◆ Verilen metin
--*--

“Raskolnikov insanlara iyilik etmek için tefeci bir kadını öldürür, paralarını alır. Sonra pişmanlık duyar ve gider polise teslim olur.”
Suç ve ceza denilince akla ilk önce Dosteyevski’ nin Suç ve Ceza romanı gelir. Öyle değil mi? Bu yüzden bende makaleme romandan bir alıntı ile başlamak istedim.
Suç ve ceza, ilk başta söylemesi kolay sade ama içerisine girdikçe Aşık Veysel’in söylediği gibi “uzun ince bir yol” olan ve hiçbir zaman sonu olmayan kavramlardır. Her fiil acaba suç mu? Yoksa hata mı? Ya da kabahat mi? Bilinçli mi işlenmiş? Bilinçsiz mi işlenmiş? Tek başına mı? Yoksa? Bıla bıla bıla. Ceza neye göre? Kime göre? Kim kesecek? Kime kesilecek? İndirimi var mı? Temyizi var mı? Vs.vs.

--*--

(Sayfa öğesi açıklamaları)
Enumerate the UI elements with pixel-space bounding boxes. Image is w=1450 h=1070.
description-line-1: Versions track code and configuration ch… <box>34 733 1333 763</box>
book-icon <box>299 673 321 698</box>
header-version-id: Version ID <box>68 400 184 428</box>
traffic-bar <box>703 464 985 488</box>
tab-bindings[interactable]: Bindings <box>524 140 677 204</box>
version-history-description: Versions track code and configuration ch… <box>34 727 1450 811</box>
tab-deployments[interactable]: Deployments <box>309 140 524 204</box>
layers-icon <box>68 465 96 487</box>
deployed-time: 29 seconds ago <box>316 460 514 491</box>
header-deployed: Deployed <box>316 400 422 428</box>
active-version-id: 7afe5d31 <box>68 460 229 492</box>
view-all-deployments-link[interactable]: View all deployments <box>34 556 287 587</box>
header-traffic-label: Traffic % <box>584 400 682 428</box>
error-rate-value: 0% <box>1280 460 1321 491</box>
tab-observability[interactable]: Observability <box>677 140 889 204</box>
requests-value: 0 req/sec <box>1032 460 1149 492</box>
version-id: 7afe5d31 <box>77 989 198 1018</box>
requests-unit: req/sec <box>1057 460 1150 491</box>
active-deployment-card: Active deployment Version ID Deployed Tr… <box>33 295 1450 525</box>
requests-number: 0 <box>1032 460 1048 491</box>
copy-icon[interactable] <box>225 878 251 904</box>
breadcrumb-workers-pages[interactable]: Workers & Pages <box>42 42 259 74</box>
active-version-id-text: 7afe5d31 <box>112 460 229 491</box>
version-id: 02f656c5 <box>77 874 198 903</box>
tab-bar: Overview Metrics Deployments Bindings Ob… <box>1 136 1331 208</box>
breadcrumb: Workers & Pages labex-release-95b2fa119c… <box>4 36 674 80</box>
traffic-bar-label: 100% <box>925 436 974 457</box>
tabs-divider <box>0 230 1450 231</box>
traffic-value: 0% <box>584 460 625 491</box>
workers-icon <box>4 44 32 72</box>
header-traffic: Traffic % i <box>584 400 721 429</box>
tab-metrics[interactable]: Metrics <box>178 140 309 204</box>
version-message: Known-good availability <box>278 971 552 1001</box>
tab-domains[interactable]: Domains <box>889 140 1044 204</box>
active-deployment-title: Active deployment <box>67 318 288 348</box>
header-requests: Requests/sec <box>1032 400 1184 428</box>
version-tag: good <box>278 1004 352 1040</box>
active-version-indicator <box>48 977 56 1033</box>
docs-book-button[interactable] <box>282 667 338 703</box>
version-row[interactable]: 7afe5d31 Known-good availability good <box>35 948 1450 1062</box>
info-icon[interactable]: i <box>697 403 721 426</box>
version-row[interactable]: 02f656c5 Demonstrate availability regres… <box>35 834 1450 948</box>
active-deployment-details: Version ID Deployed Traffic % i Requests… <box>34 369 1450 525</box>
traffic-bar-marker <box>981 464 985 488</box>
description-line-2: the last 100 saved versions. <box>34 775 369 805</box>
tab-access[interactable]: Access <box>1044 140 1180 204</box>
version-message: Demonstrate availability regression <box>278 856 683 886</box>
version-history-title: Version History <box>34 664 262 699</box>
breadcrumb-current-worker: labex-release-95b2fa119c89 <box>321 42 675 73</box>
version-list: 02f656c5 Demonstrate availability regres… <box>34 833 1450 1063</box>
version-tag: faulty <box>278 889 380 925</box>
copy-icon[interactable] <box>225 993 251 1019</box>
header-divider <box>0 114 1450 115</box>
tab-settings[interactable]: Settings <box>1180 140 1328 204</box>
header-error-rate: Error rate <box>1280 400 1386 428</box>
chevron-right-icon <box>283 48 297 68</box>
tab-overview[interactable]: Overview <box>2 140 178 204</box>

--*--

◆ Yapılacak işler
[1] Suç ve ceza üzerine yazı, neden bir roman alıntısıyla açıldığını belirtiyor. Bu gerekçeyi bir ila üç cümleyle açıklayın.
[2] Suç ve ceza üzerine yazıyı kaldığı yerden sürdürün.

◆ Görev yanıtları
[1] Suç ve ceza denilince akla ilk önce Suç ve Ceza romanı gelir. Bu yüzden yazı, o romandan bir alıntıyla başlar.

[2]
Dolayısıyla suç ve ceza çok bilinmeyenli bir denklemi çözmek gibidir ve maalesef sonuç hiçbir zaman matematikte olduğu gibi keskin ve kesin değildir.
Son dönemlerde 3568 sayılı yasaya göre unvan almış meslek mensuplarına mali müşavirliğini yaptığı müşterilerinin sahte fatura kullanımı veya düzenlenmesi ile ilgili olarak cezalı tarhiyatlar yapıldığı, iştirak fiili gerekçesi ile meslek mensuplarına “görüş ve öneri raporu”düzenlendiği bilinmektedir.
Makalemizde meslek mensuplarına bu kapsamda (ışık tutması açısından) açıklanması, anlatılması, anlaşılması bir deniz derya olan suç ve ceza terimleri yalın haliyle tarif edilmeye çalışılmıştır. Faydalı olması ümidiyle…
Suç; toplumsal düzenin devamı açısından korunması gereken hukuki değerlerin ihlâli niteliğini taşıyan, haksızlık teşkil eden insan davranışıdır. Suç, bir haksızlık olmakla birlikte; her haksızlık kanunlarda suç olarak tanımlanmış değildir.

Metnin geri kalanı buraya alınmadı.